## What the exercise asks
Return each line containing the string "total".

Dataset items:

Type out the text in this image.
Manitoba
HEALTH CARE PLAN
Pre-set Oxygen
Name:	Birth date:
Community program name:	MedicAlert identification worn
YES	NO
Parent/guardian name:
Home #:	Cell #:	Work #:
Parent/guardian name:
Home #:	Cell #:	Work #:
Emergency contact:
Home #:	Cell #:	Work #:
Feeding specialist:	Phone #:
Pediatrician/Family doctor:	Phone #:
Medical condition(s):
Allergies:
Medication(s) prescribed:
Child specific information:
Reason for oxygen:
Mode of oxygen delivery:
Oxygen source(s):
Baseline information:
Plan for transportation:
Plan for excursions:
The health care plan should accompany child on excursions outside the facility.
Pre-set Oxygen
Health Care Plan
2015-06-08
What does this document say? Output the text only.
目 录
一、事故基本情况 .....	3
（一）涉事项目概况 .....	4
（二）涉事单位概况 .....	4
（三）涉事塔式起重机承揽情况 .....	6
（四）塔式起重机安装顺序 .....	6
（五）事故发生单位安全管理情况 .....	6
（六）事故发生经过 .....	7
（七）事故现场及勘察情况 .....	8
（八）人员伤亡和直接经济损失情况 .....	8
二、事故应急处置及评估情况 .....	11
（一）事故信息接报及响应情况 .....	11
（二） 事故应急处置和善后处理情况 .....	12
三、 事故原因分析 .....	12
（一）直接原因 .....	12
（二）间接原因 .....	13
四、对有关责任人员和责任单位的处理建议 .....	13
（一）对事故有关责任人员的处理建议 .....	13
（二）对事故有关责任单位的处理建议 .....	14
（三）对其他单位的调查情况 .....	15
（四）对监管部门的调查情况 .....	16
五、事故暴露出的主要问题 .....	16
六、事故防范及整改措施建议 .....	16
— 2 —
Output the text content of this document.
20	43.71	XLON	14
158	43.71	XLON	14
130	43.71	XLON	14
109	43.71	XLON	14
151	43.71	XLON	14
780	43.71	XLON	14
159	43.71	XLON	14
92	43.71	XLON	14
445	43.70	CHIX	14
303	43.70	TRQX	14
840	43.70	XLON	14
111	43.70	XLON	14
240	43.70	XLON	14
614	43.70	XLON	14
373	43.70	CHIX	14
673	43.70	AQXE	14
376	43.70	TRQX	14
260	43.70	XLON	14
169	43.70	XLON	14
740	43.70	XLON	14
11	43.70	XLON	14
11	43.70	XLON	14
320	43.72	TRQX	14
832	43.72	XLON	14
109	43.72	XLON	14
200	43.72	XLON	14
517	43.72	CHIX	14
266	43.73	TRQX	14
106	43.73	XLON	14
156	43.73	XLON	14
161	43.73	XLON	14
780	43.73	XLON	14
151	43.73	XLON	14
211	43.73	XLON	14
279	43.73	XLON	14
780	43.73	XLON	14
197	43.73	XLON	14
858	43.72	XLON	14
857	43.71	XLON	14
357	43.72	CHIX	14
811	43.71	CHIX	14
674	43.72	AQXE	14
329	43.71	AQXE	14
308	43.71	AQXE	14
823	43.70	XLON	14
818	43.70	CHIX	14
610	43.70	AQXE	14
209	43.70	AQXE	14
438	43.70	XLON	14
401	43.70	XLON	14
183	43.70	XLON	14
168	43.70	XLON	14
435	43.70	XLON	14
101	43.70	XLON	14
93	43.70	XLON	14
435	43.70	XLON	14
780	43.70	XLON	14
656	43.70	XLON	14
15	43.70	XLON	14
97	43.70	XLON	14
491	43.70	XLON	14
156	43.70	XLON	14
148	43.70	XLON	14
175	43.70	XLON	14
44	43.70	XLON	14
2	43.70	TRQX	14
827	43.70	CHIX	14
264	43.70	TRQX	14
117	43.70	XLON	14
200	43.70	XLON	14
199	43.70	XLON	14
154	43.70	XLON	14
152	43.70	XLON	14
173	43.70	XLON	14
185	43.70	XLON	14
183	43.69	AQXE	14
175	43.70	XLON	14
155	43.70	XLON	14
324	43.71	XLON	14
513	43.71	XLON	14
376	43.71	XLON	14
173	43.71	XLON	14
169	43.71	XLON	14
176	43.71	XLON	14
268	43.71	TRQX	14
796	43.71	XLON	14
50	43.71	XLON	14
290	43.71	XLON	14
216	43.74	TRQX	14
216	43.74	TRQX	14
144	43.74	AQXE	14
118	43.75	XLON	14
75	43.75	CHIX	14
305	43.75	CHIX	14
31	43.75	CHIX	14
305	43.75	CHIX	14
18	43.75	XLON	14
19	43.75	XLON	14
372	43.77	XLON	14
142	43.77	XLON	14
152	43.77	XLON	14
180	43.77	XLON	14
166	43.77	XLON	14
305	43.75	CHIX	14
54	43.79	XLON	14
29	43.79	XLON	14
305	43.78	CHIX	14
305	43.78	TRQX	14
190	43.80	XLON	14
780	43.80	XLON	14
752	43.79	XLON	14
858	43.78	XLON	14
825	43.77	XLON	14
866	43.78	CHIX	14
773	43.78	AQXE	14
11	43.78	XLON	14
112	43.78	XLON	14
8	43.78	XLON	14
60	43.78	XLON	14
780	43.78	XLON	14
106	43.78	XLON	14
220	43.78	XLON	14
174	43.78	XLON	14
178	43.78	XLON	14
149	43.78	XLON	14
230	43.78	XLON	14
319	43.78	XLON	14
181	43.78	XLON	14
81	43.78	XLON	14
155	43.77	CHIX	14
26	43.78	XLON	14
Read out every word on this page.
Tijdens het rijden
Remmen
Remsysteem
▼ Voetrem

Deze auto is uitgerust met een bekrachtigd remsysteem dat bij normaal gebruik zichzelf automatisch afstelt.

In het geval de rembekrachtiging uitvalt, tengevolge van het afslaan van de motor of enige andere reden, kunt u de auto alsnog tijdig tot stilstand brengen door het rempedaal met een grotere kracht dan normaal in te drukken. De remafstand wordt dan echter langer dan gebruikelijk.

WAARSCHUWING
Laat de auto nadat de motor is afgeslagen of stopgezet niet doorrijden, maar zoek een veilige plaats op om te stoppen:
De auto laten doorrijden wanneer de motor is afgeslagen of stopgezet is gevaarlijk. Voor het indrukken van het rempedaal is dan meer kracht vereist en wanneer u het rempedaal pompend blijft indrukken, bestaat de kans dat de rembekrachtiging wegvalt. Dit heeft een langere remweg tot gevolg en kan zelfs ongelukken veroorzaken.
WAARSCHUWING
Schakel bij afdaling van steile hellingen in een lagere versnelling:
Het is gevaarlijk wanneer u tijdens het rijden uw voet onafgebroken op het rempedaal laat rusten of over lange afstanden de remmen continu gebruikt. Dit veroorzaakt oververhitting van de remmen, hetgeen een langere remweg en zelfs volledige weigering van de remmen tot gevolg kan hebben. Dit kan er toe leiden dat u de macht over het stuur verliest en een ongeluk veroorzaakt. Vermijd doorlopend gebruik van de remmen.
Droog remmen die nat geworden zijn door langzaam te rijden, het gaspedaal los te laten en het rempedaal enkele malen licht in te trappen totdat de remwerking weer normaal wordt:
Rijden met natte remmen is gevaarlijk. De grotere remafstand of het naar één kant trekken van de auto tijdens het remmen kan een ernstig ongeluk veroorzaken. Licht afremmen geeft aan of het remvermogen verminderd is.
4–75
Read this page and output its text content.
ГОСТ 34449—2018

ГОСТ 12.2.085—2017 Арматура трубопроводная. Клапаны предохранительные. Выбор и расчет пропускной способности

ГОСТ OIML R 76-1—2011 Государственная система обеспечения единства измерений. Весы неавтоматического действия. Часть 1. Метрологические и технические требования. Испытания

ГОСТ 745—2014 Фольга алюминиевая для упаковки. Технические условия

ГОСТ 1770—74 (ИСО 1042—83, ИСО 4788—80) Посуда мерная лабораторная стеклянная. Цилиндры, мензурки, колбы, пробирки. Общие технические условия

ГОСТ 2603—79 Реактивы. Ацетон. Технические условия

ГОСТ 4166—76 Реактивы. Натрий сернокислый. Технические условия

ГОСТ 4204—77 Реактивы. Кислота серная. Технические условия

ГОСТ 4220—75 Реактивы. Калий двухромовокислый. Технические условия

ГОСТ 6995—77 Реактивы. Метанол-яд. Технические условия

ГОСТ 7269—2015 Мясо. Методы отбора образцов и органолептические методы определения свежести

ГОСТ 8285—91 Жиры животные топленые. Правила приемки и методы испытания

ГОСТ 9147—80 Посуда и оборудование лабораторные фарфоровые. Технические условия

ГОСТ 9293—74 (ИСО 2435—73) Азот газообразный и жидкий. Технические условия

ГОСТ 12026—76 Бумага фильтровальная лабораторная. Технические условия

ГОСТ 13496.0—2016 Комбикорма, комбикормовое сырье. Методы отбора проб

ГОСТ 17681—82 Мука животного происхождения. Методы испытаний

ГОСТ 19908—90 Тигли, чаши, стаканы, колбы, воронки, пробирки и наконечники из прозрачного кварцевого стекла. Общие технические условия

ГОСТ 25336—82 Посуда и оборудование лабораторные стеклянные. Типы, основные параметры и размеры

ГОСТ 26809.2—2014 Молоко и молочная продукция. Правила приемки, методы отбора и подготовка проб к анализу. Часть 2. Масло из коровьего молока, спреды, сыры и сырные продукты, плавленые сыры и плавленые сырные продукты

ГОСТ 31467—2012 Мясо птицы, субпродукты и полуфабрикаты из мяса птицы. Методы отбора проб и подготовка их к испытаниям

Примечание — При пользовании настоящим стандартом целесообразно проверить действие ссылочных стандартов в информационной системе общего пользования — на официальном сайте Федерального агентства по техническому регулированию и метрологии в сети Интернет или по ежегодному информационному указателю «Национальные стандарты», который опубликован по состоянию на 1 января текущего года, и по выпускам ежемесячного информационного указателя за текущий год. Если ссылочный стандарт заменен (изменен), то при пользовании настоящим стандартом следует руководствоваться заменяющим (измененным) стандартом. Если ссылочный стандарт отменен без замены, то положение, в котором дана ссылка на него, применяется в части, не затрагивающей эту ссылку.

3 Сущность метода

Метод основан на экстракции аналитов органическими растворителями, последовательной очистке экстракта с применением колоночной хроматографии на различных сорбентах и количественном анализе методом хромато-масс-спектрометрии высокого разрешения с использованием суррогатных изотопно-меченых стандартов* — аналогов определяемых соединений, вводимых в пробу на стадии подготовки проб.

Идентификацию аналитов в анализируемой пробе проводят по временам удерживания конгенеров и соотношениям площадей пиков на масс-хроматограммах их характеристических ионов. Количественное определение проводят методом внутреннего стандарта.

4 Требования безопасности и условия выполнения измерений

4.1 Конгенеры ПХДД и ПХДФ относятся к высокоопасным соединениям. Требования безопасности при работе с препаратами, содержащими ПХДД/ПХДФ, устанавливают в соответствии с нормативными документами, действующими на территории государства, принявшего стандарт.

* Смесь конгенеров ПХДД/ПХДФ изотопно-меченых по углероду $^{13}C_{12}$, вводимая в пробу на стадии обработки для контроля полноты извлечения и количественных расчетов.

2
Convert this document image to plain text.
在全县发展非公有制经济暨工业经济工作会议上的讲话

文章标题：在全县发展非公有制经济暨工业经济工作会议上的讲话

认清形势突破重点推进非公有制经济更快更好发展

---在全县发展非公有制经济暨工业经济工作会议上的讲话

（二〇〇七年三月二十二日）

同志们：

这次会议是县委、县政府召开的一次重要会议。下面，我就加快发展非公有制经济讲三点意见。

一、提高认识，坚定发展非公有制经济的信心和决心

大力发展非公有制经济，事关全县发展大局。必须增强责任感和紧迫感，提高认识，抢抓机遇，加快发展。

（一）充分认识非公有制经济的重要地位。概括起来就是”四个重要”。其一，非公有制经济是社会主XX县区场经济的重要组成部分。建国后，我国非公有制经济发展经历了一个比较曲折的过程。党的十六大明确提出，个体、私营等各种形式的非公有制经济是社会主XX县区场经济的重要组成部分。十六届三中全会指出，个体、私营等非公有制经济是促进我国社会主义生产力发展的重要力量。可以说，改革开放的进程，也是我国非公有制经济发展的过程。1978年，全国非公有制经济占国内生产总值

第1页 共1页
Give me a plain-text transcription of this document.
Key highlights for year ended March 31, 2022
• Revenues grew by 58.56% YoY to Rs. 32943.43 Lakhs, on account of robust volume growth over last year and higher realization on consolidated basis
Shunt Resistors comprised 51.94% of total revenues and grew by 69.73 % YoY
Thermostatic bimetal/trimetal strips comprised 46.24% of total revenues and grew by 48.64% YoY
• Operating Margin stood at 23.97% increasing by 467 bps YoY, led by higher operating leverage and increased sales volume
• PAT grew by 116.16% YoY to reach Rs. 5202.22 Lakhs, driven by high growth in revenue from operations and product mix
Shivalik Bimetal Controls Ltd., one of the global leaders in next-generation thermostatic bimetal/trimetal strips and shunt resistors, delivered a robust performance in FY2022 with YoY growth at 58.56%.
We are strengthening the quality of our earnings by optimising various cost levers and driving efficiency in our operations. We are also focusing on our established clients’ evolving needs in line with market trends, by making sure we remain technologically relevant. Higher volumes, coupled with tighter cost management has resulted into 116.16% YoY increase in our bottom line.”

## Correct result
Shunt Resistors comprised 51.94% of total revenues and grew by 69.73 % YoY
Thermostatic bimetal/trimetal strips comprised 46.24% of total revenues and grew by 48.64% YoY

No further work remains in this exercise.